[DATASET RECORDS start]

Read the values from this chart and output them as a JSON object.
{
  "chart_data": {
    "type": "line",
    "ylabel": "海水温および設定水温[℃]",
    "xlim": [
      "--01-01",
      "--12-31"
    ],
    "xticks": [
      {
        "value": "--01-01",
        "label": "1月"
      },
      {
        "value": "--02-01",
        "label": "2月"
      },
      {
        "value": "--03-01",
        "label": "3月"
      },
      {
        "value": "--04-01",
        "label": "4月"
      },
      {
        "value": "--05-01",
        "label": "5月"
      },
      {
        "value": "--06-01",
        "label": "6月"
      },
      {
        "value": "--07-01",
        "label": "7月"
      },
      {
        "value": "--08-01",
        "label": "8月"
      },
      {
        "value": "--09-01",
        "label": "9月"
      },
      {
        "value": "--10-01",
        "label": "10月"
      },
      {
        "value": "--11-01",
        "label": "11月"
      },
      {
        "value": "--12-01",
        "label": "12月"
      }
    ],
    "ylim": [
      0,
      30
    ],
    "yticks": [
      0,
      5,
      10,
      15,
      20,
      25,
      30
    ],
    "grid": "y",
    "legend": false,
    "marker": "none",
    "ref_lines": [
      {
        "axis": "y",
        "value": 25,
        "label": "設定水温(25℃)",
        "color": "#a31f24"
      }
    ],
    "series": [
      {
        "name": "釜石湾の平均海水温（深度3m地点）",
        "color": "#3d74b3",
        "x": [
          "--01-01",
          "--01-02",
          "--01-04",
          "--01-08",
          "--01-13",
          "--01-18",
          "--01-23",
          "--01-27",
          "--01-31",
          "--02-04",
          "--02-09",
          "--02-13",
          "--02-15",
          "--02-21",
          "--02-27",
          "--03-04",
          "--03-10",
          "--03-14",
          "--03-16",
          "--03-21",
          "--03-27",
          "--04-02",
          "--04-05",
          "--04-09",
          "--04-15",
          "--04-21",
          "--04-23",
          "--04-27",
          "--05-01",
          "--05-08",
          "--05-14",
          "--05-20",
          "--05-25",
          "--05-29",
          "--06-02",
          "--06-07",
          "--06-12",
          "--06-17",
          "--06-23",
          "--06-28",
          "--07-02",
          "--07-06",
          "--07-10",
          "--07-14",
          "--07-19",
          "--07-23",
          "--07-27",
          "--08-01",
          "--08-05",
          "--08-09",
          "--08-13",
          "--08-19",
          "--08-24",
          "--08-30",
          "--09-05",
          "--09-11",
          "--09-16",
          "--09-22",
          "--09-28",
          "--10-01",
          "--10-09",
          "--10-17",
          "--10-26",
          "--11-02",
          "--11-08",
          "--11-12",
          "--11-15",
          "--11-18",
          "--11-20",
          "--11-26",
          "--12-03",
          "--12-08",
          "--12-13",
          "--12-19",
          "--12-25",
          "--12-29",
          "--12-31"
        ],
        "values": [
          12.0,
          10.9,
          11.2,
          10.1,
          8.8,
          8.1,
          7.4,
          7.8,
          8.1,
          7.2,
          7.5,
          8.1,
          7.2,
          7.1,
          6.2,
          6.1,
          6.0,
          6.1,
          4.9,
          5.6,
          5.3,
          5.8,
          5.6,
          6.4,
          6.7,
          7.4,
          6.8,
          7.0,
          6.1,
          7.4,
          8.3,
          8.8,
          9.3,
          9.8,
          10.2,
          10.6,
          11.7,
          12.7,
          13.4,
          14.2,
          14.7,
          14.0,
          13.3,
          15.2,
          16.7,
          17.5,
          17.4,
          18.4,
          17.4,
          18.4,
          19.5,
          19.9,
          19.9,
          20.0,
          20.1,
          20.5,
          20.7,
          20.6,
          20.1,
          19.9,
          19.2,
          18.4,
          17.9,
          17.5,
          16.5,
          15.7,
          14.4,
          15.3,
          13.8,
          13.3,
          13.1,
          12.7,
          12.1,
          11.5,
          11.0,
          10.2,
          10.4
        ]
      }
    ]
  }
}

[DATASET RECORDS end]

■ **WORK INSTRUCTIONS**
Repeat the data above, word for word.

■ **ANSWER FOR THIS EXERCISE**
Read the values from this chart and output them as a JSON object.
{
  "chart_data": {
    "type": "line",
    "ylabel": "海水温および設定水温[℃]",
    "xlim": [
      "--01-01",
      "--12-31"
    ],
    "xticks": [
      {
        "value": "--01-01",
        "label": "1月"
      },
      {
        "value": "--02-01",
        "label": "2月"
      },
      {
        "value": "--03-01",
        "label": "3月"
      },
      {
        "value": "--04-01",
        "label": "4月"
      },
      {
        "value": "--05-01",
        "label": "5月"
      },
      {
        "value": "--06-01",
        "label": "6月"
      },
      {
        "value": "--07-01",
        "label": "7月"
      },
      {
        "value": "--08-01",
        "label": "8月"
      },
      {
        "value": "--09-01",
        "label": "9月"
      },
      {
        "value": "--10-01",
        "label": "10月"
      },
      {
        "value": "--11-01",
        "label": "11月"
      },
      {
        "value": "--12-01",
        "label": "12月"
      }
    ],
    "ylim": [
      0,
      30
    ],
    "yticks": [
      0,
      5,
      10,
      15,
      20,
      25,
      30
    ],
    "grid": "y",
    "legend": false,
    "marker": "none",
    "ref_lines": [
      {
        "axis": "y",
        "value": 25,
        "label": "設定水温(25℃)",
        "color": "#a31f24"
      }
    ],
    "series": [
      {
        "name": "釜石湾の平均海水温（深度3m地点）",
        "color": "#3d74b3",
        "x": [
          "--01-01",
          "--01-02",
          "--01-04",
          "--01-08",
          "--01-13",
          "--01-18",
          "--01-23",
          "--01-27",
          "--01-31",
          "--02-04",
          "--02-09",
          "--02-13",
          "--02-15",
          "--02-21",
          "--02-27",
          "--03-04",
          "--03-10",
          "--03-14",
          "--03-16",
          "--03-21",
          "--03-27",
          "--04-02",
          "--04-05",
          "--04-09",
          "--04-15",
          "--04-21",
          "--04-23",
          "--04-27",
          "--05-01",
          "--05-08",
          "--05-14",
          "--05-20",
          "--05-25",
          "--05-29",
          "--06-02",
          "--06-07",
          "--06-12",
          "--06-17",
          "--06-23",
          "--06-28",
          "--07-02",
          "--07-06",
          "--07-10",
          "--07-14",
          "--07-19",
          "--07-23",
          "--07-27",
          "--08-01",
          "--08-05",
          "--08-09",
          "--08-13",
          "--08-19",
          "--08-24",
          "--08-30",
          "--09-05",
          "--09-11",
          "--09-16",
          "--09-22",
          "--09-28",
          "--10-01",
          "--10-09",
          "--10-17",
          "--10-26",
          "--11-02",
          "--11-08",
          "--11-12",
          "--11-15",
          "--11-18",
          "--11-20",
          "--11-26",
          "--12-03",
          "--12-08",
          "--12-13",
          "--12-19",
          "--12-25",
          "--12-29",
          "--12-31"
        ],
        "values": [
          12.0,
          10.9,
          11.2,
          10.1,
          8.8,
          8.1,
          7.4,
          7.8,
          8.1,
          7.2,
          7.5,
          8.1,
          7.2,
          7.1,
          6.2,
          6.1,
          6.0,
          6.1,
          4.9,
          5.6,
          5.3,
          5.8,
          5.6,
          6.4,
          6.7,
          7.4,
          6.8,
          7.0,
          6.1,
          7.4,
          8.3,
          8.8,
          9.3,
          9.8,
          10.2,
          10.6,
          11.7,
          12.7,
          13.4,
          14.2,
          14.7,
          14.0,
          13.3,
          15.2,
          16.7,
          17.5,
          17.4,
          18.4,
          17.4,
          18.4,
          19.5,
          19.9,
          19.9,
          20.0,
          20.1,
          20.5,
          20.7,
          20.6,
          20.1,
          19.9,
          19.2,
          18.4,
          17.9,
          17.5,
          16.5,
          15.7,
          14.4,
          15.3,
          13.8,
          13.3,
          13.1,
          12.7,
          12.1,
          11.5,
          11.0,
          10.2,
          10.4
        ]
      }
    ]
  }
}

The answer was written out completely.